What this task involves ::
Copy out the listing that follows exactly, dropping every picture.

Supplied records ::
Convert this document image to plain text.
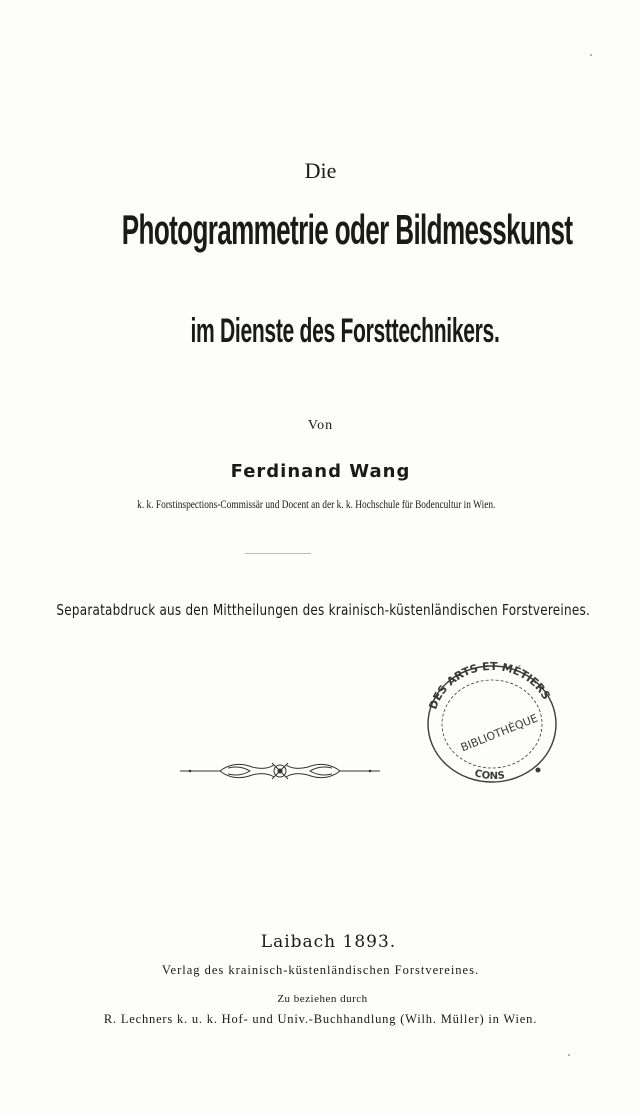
Die
Photogrammetrie oder Bildmesskunst
im Dienste des Forsttechnikers.
Von
Ferdinand Wang
k. k. Forstinspections-Commissär und Docent an der k. k. Hochschule für Bodencultur in Wien.
Separatabdruck aus den Mittheilungen des krainisch-küstenländischen Forstvereines.
DES ARTS ET MÉTIERS
CONS
BIBLIOTHÈQUE
Laibach 1893.
Verlag des krainisch-küstenländischen Forstvereines.
Zu beziehen durch
R. Lechners k. u. k. Hof- und Univ.-Buchhandlung (Wilh. Müller) in Wien.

Solution to the problem ::
Convert this document image to plain text.
Die
Photogrammetrie oder Bildmesskunst
im Dienste des Forsttechnikers.
Von
Ferdinand Wang
k. k. Forstinspections-Commissär und Docent an der k. k. Hochschule für Bodencultur in Wien.
Separatabdruck aus den Mittheilungen des krainisch-küstenländischen Forstvereines.
DES ARTS ET MÉTIERS
CONS
BIBLIOTHÈQUE
Laibach 1893.
Verlag des krainisch-küstenländischen Forstvereines.
Zu beziehen durch
R. Lechners k. u. k. Hof- und Univ.-Buchhandlung (Wilh. Müller) in Wien.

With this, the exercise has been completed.